Dataset records:

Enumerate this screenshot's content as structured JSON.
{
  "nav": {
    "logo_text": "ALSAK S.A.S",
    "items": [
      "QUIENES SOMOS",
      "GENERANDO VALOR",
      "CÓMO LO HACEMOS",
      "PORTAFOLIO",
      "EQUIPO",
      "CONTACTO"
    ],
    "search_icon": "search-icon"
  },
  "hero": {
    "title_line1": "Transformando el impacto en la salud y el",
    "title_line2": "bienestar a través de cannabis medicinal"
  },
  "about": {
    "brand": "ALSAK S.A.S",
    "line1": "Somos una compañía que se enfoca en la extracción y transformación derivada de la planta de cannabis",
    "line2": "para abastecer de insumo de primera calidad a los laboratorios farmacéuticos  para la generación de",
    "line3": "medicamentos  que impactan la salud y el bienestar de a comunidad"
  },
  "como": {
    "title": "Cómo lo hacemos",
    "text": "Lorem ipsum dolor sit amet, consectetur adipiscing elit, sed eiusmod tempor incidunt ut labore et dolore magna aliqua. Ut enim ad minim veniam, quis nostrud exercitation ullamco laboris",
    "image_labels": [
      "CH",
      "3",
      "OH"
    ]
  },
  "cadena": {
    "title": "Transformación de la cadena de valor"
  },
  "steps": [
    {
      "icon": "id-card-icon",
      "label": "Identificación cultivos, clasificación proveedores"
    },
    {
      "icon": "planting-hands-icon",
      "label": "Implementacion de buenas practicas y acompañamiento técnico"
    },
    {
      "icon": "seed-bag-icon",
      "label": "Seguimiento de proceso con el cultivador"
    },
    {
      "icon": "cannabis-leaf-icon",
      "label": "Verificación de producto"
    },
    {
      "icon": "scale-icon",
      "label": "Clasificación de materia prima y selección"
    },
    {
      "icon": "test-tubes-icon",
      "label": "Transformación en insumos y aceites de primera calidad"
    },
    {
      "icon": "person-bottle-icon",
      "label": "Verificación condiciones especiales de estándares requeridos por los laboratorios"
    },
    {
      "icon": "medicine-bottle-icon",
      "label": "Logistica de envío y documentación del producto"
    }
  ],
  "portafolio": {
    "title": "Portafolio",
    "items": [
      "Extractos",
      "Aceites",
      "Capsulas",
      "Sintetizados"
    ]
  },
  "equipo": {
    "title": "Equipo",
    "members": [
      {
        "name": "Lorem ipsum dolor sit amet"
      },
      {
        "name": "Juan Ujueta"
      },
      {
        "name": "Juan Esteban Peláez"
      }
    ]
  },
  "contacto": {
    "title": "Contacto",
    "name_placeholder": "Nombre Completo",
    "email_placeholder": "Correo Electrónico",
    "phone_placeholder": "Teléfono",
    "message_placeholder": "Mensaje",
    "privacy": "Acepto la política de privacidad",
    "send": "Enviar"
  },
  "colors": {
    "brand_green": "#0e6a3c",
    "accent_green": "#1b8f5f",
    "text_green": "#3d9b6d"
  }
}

» WHAT IS BEING ASKED: Extract the complete listing verbatim.

» THE REPLY:
Enumerate this screenshot's content as structured JSON.
{
  "nav": {
    "logo_text": "ALSAK S.A.S",
    "items": [
      "QUIENES SOMOS",
      "GENERANDO VALOR",
      "CÓMO LO HACEMOS",
      "PORTAFOLIO",
      "EQUIPO",
      "CONTACTO"
    ],
    "search_icon": "search-icon"
  },
  "hero": {
    "title_line1": "Transformando el impacto en la salud y el",
    "title_line2": "bienestar a través de cannabis medicinal"
  },
  "about": {
    "brand": "ALSAK S.A.S",
    "line1": "Somos una compañía que se enfoca en la extracción y transformación derivada de la planta de cannabis",
    "line2": "para abastecer de insumo de primera calidad a los laboratorios farmacéuticos  para la generación de",
    "line3": "medicamentos  que impactan la salud y el bienestar de a comunidad"
  },
  "como": {
    "title": "Cómo lo hacemos",
    "text": "Lorem ipsum dolor sit amet, consectetur adipiscing elit, sed eiusmod tempor incidunt ut labore et dolore magna aliqua. Ut enim ad minim veniam, quis nostrud exercitation ullamco laboris",
    "image_labels": [
      "CH",
      "3",
      "OH"
    ]
  },
  "cadena": {
    "title": "Transformación de la cadena de valor"
  },
  "steps": [
    {
      "icon": "id-card-icon",
      "label": "Identificación cultivos, clasificación proveedores"
    },
    {
      "icon": "planting-hands-icon",
      "label": "Implementacion de buenas practicas y acompañamiento técnico"
    },
    {
      "icon": "seed-bag-icon",
      "label": "Seguimiento de proceso con el cultivador"
    },
    {
      "icon": "cannabis-leaf-icon",
      "label": "Verificación de producto"
    },
    {
      "icon": "scale-icon",
      "label": "Clasificación de materia prima y selección"
    },
    {
      "icon": "test-tubes-icon",
      "label": "Transformación en insumos y aceites de primera calidad"
    },
    {
      "icon": "person-bottle-icon",
      "label": "Verificación condiciones especiales de estándares requeridos por los laboratorios"
    },
    {
      "icon": "medicine-bottle-icon",
      "label": "Logistica de envío y documentación del producto"
    }
  ],
  "portafolio": {
    "title": "Portafolio",
    "items": [
      "Extractos",
      "Aceites",
      "Capsulas",
      "Sintetizados"
    ]
  },
  "equipo": {
    "title": "Equipo",
    "members": [
      {
        "name": "Lorem ipsum dolor sit amet"
      },
      {
        "name": "Juan Ujueta"
      },
      {
        "name": "Juan Esteban Peláez"
      }
    ]
  },
  "contacto": {
    "title": "Contacto",
    "name_placeholder": "Nombre Completo",
    "email_placeholder": "Correo Electrónico",
    "phone_placeholder": "Teléfono",
    "message_placeholder": "Mensaje",
    "privacy": "Acepto la política de privacidad",
    "send": "Enviar"
  },
  "colors": {
    "brand_green": "#0e6a3c",
    "accent_green": "#1b8f5f",
    "text_green": "#3d9b6d"
  }
}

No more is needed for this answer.